Scrittura (idee, consigli)

Un’opera inedita

Cara Diana, dopo aver letto i Suoi libri mi sento un po’ inadeguata, però amo anch’io scrivere e vorrei tentare di pubblicare qualcosa. Ho scritto la storia mia e del mio gatto Oscar, un personaggio a mio avviso piuttosto originale. Ora lui non c’è più e ho scritto questa storia per ricordarlo per sempre e per farlo conoscere a tante persone.
Si parla di noi, della vita che abbiamo condiviso, delle nostre baruffe e delle rappacificazioni e un po’ sono io a raccontare, un po’ è Oscar. Fino alla fine. Allora sono solo io a raccontare…
L’ho fatta leggere a un paio di amici che si sono divertiti soprattutto leggendo nero su bianco episodi condivisi o che conoscevano già. E poi alla fine hanno pianto sapendo quanto ero affezionata a Oscar.

#### Da fare:
a) Per ciascuna affermazione indica se è d'accordo con il brano, citando le parole che lo decidono: (i) la storia è raccontata in parte da Oscar; (ii) gli amici che l'hanno letta si sono annoiati; (iii) la storia è già stata pubblicata.
b) Secondo il brano, con quale scopo è stata scritta la storia su Oscar?
Per rispondere basta il brano, senza altre fonti.

Elenchi di aree annotate
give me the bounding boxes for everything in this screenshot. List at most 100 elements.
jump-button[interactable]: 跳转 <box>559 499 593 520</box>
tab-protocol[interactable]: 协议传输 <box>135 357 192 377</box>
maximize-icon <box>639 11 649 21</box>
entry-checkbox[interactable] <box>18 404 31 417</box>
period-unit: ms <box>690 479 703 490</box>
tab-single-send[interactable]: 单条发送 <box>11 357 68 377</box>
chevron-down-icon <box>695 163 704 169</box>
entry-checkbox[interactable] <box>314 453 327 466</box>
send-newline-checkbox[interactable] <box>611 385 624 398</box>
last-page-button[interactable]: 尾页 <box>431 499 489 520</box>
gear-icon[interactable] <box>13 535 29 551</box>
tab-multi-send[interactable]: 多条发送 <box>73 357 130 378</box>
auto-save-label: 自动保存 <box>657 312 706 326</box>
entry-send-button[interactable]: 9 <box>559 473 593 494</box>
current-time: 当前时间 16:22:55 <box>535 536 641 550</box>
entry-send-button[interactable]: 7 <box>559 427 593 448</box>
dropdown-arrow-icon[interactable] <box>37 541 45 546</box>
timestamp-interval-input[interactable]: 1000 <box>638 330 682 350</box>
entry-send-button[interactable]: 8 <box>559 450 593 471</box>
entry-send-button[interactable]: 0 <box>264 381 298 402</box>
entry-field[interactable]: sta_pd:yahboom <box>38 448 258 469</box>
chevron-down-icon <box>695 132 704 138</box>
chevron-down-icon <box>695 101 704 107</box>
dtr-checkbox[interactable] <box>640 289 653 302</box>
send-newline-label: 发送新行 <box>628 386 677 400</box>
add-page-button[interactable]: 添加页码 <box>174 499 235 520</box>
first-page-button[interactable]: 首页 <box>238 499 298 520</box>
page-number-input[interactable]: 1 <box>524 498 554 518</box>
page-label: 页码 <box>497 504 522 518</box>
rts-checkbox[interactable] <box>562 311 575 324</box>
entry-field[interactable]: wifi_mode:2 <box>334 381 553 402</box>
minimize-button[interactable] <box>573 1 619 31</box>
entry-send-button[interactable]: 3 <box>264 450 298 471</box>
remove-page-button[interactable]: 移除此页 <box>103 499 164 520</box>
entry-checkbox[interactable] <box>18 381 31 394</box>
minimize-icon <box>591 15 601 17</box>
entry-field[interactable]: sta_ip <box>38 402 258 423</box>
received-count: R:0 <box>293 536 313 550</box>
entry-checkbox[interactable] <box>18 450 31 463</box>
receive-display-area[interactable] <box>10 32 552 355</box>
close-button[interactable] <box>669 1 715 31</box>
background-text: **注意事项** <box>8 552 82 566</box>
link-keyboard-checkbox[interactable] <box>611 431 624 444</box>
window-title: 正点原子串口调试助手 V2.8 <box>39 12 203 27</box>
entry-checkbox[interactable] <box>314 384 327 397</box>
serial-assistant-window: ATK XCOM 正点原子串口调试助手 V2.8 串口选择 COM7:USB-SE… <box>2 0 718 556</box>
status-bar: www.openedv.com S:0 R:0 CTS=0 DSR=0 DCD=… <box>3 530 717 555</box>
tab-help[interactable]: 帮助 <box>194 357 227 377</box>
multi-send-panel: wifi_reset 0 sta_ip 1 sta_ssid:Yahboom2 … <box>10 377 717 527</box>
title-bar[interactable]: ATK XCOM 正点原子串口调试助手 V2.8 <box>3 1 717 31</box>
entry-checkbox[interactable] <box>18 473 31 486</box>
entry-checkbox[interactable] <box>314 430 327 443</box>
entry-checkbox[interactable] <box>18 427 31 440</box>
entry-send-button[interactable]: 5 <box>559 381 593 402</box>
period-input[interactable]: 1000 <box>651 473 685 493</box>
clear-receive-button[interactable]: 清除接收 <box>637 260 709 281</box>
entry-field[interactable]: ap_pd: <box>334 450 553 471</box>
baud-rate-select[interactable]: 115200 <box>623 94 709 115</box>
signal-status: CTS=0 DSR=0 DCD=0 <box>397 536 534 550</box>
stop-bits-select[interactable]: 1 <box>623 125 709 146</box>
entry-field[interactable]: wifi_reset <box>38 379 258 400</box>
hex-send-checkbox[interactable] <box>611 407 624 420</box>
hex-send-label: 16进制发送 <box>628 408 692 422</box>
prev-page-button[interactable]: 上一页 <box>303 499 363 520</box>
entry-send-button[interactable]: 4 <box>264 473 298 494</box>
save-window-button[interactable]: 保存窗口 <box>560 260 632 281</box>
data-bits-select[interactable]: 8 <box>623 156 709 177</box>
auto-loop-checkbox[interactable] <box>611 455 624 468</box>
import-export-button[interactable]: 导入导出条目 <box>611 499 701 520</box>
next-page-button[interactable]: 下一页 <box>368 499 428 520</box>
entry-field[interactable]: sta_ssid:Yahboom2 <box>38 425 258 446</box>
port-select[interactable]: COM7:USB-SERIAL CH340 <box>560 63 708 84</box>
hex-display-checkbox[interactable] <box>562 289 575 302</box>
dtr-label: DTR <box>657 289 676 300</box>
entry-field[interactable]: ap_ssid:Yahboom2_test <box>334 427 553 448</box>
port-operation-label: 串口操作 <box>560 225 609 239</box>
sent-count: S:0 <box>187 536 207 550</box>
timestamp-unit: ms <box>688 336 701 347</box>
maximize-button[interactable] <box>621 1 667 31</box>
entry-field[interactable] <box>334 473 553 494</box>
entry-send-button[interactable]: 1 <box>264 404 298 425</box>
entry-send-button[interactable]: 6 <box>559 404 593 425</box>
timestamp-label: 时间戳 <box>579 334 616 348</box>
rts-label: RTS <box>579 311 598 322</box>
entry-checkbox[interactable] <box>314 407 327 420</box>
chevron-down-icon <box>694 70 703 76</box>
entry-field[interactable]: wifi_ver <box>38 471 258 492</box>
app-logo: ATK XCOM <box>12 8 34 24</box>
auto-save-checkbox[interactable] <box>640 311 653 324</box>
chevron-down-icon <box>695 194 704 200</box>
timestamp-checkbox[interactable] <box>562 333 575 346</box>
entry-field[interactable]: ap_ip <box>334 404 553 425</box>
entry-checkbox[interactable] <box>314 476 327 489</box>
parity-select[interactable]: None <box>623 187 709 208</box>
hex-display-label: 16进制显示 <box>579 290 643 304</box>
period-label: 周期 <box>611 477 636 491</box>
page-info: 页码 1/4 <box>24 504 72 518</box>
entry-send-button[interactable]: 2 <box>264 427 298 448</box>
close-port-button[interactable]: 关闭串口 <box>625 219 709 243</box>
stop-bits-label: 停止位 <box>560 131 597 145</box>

#### Soluzioni esercizi:
a)
(i) Sì: «un po’ sono io a raccontare, un po’ è Oscar».
(ii) No: «si sono divertiti soprattutto leggendo nero su bianco episodi condivisi o che conoscevano già».
(iii) No: «Un’opera inedita».

b) Per ricordarlo per sempre e per farlo conoscere a tante persone.